--- Written instruction ---
Identify the lines that include the word "xlabel", then copy all of them.

++++

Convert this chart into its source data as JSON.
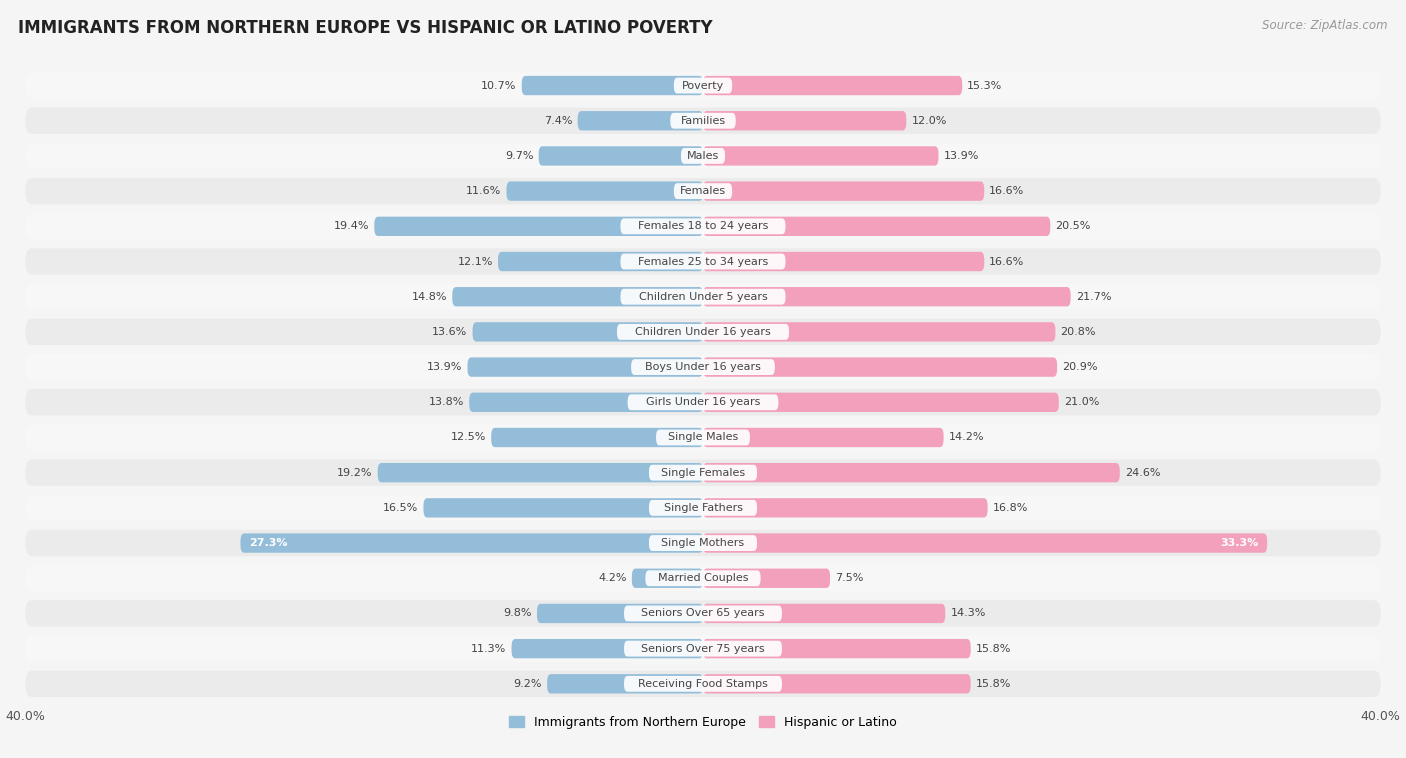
{
  "title": "IMMIGRANTS FROM NORTHERN EUROPE VS HISPANIC OR LATINO POVERTY",
  "source": "Source: ZipAtlas.com",
  "categories": [
    "Poverty",
    "Families",
    "Males",
    "Females",
    "Females 18 to 24 years",
    "Females 25 to 34 years",
    "Children Under 5 years",
    "Children Under 16 years",
    "Boys Under 16 years",
    "Girls Under 16 years",
    "Single Males",
    "Single Females",
    "Single Fathers",
    "Single Mothers",
    "Married Couples",
    "Seniors Over 65 years",
    "Seniors Over 75 years",
    "Receiving Food Stamps"
  ],
  "blue_values": [
    10.7,
    7.4,
    9.7,
    11.6,
    19.4,
    12.1,
    14.8,
    13.6,
    13.9,
    13.8,
    12.5,
    19.2,
    16.5,
    27.3,
    4.2,
    9.8,
    11.3,
    9.2
  ],
  "pink_values": [
    15.3,
    12.0,
    13.9,
    16.6,
    20.5,
    16.6,
    21.7,
    20.8,
    20.9,
    21.0,
    14.2,
    24.6,
    16.8,
    33.3,
    7.5,
    14.3,
    15.8,
    15.8
  ],
  "blue_color": "#94bdd9",
  "pink_color": "#f2a0bb",
  "blue_label": "Immigrants from Northern Europe",
  "pink_label": "Hispanic or Latino",
  "xlim": 40.0,
  "row_bg_even": "#f7f7f7",
  "row_bg_odd": "#ebebeb",
  "fig_bg": "#f5f5f5",
  "title_fontsize": 12,
  "source_fontsize": 8.5,
  "cat_fontsize": 8,
  "val_fontsize": 8,
  "val_inside_color": "#ffffff",
  "val_outside_color": "#444444"
}
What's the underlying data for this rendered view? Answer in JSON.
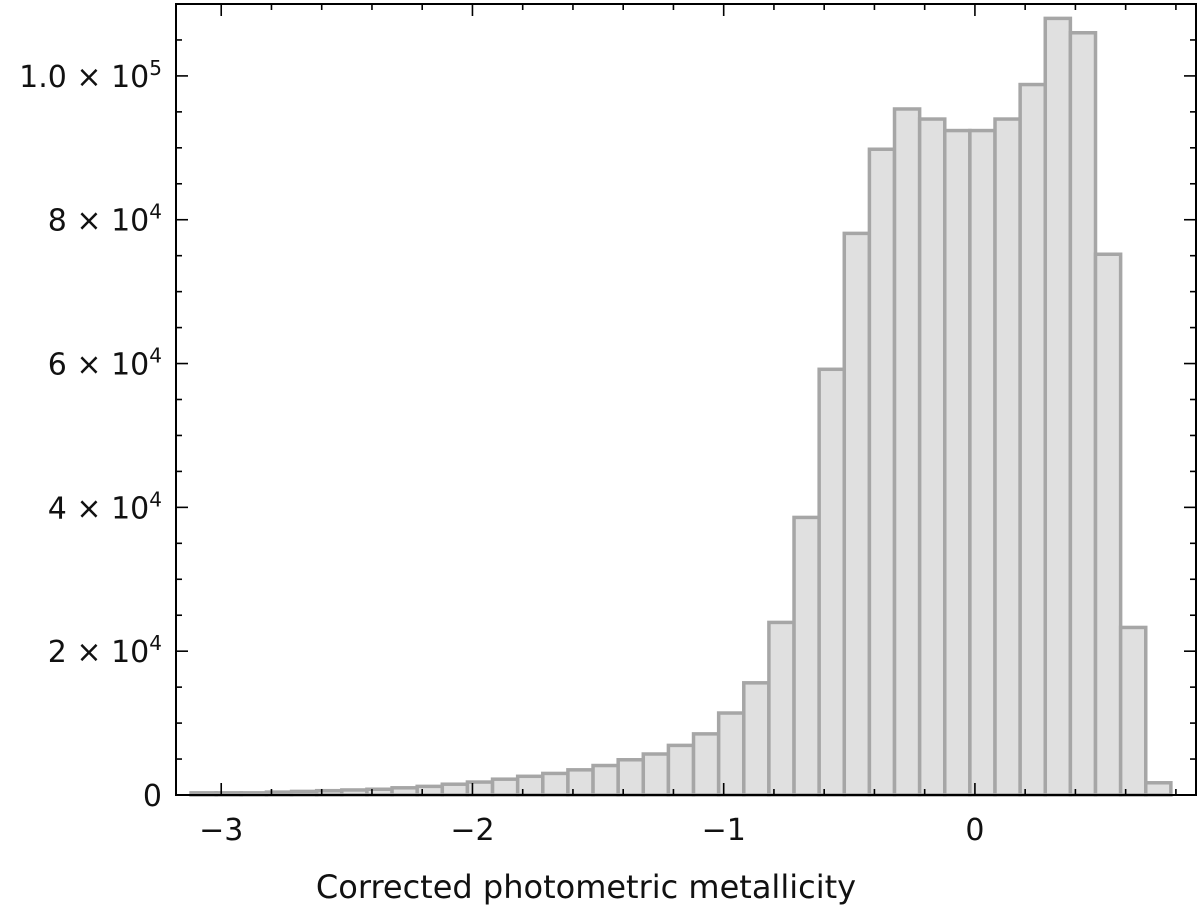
{
  "chart_data": {
    "type": "bar",
    "subtype": "histogram",
    "title": "",
    "xlabel": "Corrected photometric metallicity",
    "ylabel": "",
    "xlim": [
      -3.18,
      0.88
    ],
    "ylim": [
      0,
      110000
    ],
    "grid": false,
    "legend": "none",
    "colors": {
      "bar_fill": "#e0e0e0",
      "bar_edge": "#a6a6a6",
      "axis": "#000000"
    },
    "x_ticks": [
      {
        "value": -3,
        "label": "−3"
      },
      {
        "value": -2,
        "label": "−2"
      },
      {
        "value": -1,
        "label": "−1"
      },
      {
        "value": 0,
        "label": "0"
      }
    ],
    "y_ticks": [
      {
        "value": 0,
        "mantissa": "0",
        "exponent": ""
      },
      {
        "value": 20000,
        "mantissa": "2 × 10",
        "exponent": "4"
      },
      {
        "value": 40000,
        "mantissa": "4 × 10",
        "exponent": "4"
      },
      {
        "value": 60000,
        "mantissa": "6 × 10",
        "exponent": "4"
      },
      {
        "value": 80000,
        "mantissa": "8 × 10",
        "exponent": "4"
      },
      {
        "value": 100000,
        "mantissa": "1.0 × 10",
        "exponent": "5"
      }
    ],
    "bin_edges": [
      -3.12,
      -3.02,
      -2.92,
      -2.82,
      -2.72,
      -2.62,
      -2.52,
      -2.42,
      -2.32,
      -2.22,
      -2.12,
      -2.02,
      -1.92,
      -1.82,
      -1.72,
      -1.62,
      -1.52,
      -1.42,
      -1.32,
      -1.22,
      -1.12,
      -1.02,
      -0.92,
      -0.82,
      -0.72,
      -0.62,
      -0.52,
      -0.42,
      -0.32,
      -0.22,
      -0.12,
      -0.02,
      0.08,
      0.18,
      0.28,
      0.38,
      0.48,
      0.58,
      0.68,
      0.78
    ],
    "counts": [
      300,
      300,
      300,
      400,
      500,
      600,
      700,
      800,
      1000,
      1200,
      1500,
      1800,
      2200,
      2600,
      3000,
      3500,
      4100,
      4900,
      5700,
      6900,
      8500,
      11400,
      15600,
      24000,
      38600,
      59200,
      78100,
      89800,
      95400,
      94000,
      92400,
      92400,
      94000,
      98800,
      108000,
      106000,
      75200,
      23300,
      1700
    ]
  }
}
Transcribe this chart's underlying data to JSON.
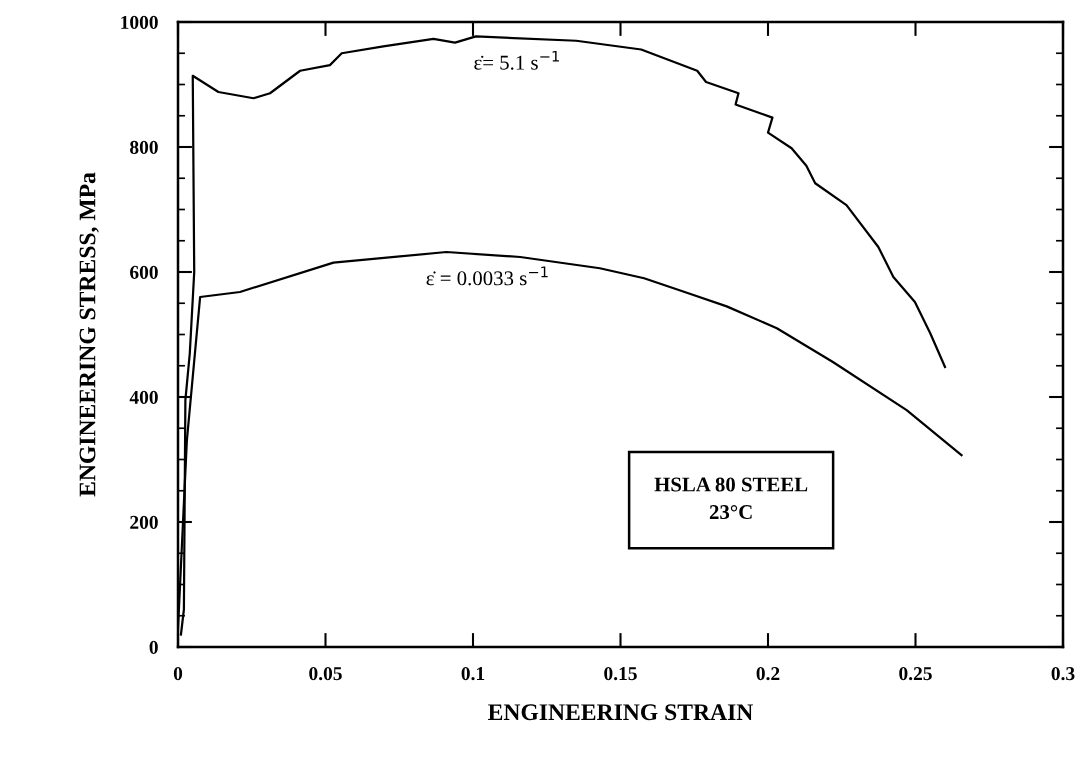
{
  "chart_data": {
    "type": "line",
    "xlabel": "ENGINEERING STRAIN",
    "ylabel": "ENGINEERING STRESS, MPa",
    "xlim": [
      0,
      0.3
    ],
    "ylim": [
      0,
      1000
    ],
    "xticks": [
      0,
      0.05,
      0.1,
      0.15,
      0.2,
      0.25,
      0.3
    ],
    "yticks": [
      0,
      200,
      400,
      600,
      800,
      1000
    ],
    "grid": false,
    "marker": "none",
    "line_style": "solid",
    "series": [
      {
        "name": "ε̇= 5.1 s$^{−1}$",
        "color": "#000000",
        "x": [
          0.001,
          0.002,
          0.0025,
          0.004,
          0.0055,
          0.005,
          0.0137,
          0.0256,
          0.0312,
          0.0414,
          0.0515,
          0.0555,
          0.0696,
          0.0866,
          0.0939,
          0.101,
          0.135,
          0.157,
          0.176,
          0.179,
          0.19,
          0.189,
          0.2015,
          0.2,
          0.208,
          0.213,
          0.216,
          0.2266,
          0.2374,
          0.2425,
          0.2498,
          0.255,
          0.26
        ],
        "values": [
          20,
          60,
          395,
          470,
          600,
          914,
          888,
          878,
          886,
          922,
          931,
          950,
          961,
          973,
          967,
          977,
          970,
          956,
          922,
          904,
          886,
          868,
          847,
          823,
          798,
          770,
          742,
          707,
          640,
          592,
          552,
          502,
          448
        ]
      },
      {
        "name": "ε̇ = 0.0033 s$^{−1}$",
        "color": "#000000",
        "x": [
          0.0,
          0.003,
          0.0075,
          0.021,
          0.0527,
          0.091,
          0.116,
          0.143,
          0.158,
          0.173,
          0.186,
          0.203,
          0.222,
          0.247,
          0.2656
        ],
        "values": [
          30,
          330,
          560,
          568,
          615,
          632,
          624,
          606,
          590,
          566,
          545,
          510,
          456,
          379,
          307
        ]
      }
    ],
    "annotations": [
      "HSLA 80 STEEL\n23°C"
    ]
  }
}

++++

--- Answer to this task ---
    "xlabel": "Corrected photometric metallicity",
    "xlabel": "ENGINEERING STRAIN",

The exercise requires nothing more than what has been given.